* _Problem requirements_
Copy every record below, exactly as written.

--------------------

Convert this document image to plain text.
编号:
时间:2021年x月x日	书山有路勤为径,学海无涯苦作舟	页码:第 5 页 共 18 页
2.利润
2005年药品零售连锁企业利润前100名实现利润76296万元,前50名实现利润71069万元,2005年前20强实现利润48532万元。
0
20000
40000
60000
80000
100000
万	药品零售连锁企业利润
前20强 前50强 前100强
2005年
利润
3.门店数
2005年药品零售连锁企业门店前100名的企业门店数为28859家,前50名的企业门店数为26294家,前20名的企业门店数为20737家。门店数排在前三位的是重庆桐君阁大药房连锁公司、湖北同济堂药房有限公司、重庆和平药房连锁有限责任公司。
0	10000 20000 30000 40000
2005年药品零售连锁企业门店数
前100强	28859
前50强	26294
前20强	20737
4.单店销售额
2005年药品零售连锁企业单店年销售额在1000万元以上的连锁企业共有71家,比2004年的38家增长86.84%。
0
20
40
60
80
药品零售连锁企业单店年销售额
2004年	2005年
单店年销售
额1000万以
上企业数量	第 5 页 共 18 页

--------------------

* _Response to the exercise_
Convert this document image to plain text.
编号:
时间:2021年x月x日	书山有路勤为径,学海无涯苦作舟	页码:第 5 页 共 18 页
2.利润
2005年药品零售连锁企业利润前100名实现利润76296万元,前50名实现利润71069万元,2005年前20强实现利润48532万元。
0
20000
40000
60000
80000
100000
万	药品零售连锁企业利润
前20强 前50强 前100强
2005年
利润
3.门店数
2005年药品零售连锁企业门店前100名的企业门店数为28859家,前50名的企业门店数为26294家,前20名的企业门店数为20737家。门店数排在前三位的是重庆桐君阁大药房连锁公司、湖北同济堂药房有限公司、重庆和平药房连锁有限责任公司。
0	10000 20000 30000 40000
2005年药品零售连锁企业门店数
前100强	28859
前50强	26294
前20强	20737
4.单店销售额
2005年药品零售连锁企业单店年销售额在1000万元以上的连锁企业共有71家,比2004年的38家增长86.84%。
0
20
40
60
80
药品零售连锁企业单店年销售额
2004年	2005年
单店年销售
额1000万以
上企业数量	第 5 页 共 18 页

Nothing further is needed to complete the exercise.